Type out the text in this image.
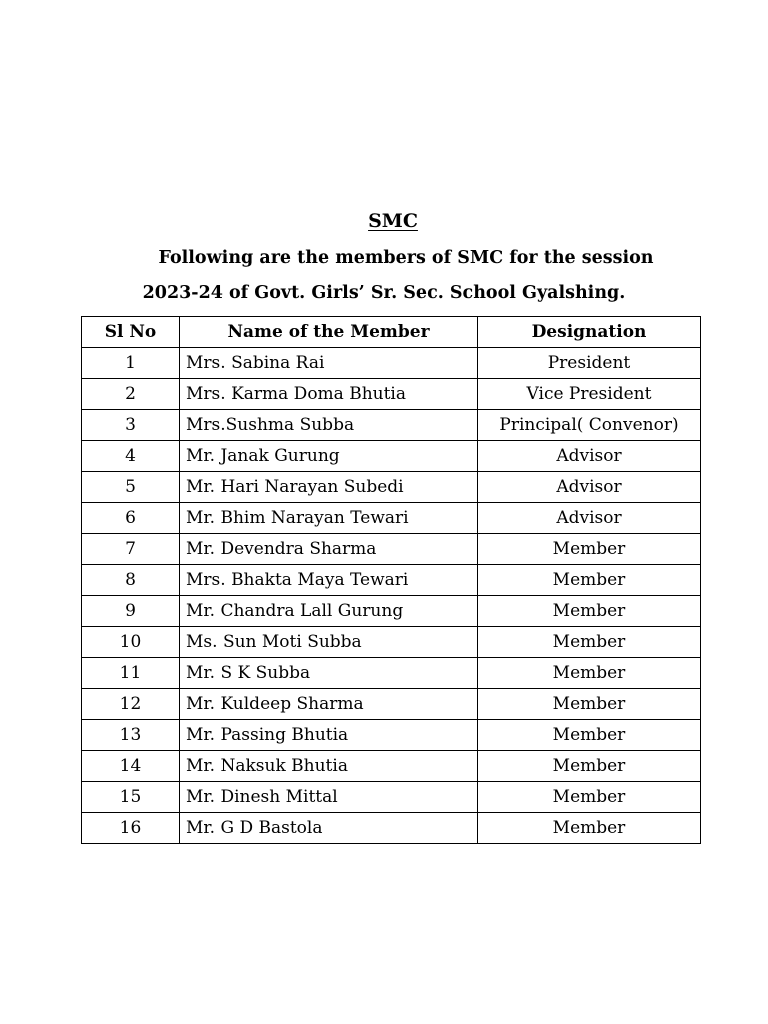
SMC
Following are the members of SMC for the session
2023-24 of Govt. Girls’ Sr. Sec. School Gyalshing.
Sl No	Name of the Member	Designation
1	Mrs. Sabina Rai	President
2	Mrs. Karma Doma Bhutia	Vice President
3	Mrs.Sushma Subba	Principal( Convenor)
4	Mr. Janak Gurung	Advisor
5	Mr. Hari Narayan Subedi	Advisor
6	Mr. Bhim Narayan Tewari	Advisor
7	Mr. Devendra Sharma	Member
8	Mrs. Bhakta Maya Tewari	Member
9	Mr. Chandra Lall Gurung	Member
10	Ms. Sun Moti Subba	Member
11	Mr. S K Subba	Member
12	Mr. Kuldeep Sharma	Member
13	Mr. Passing Bhutia	Member
14	Mr. Naksuk Bhutia	Member
15	Mr. Dinesh Mittal	Member
16	Mr. G D Bastola	Member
--
[SHORT EXERCISE]:
In the lines above, locate the string "Sharma". Copy every line where it occurs.

[FINISHED EXERCISE]:
7	Mr. Devendra Sharma	Member
12	Mr. Kuldeep Sharma	Member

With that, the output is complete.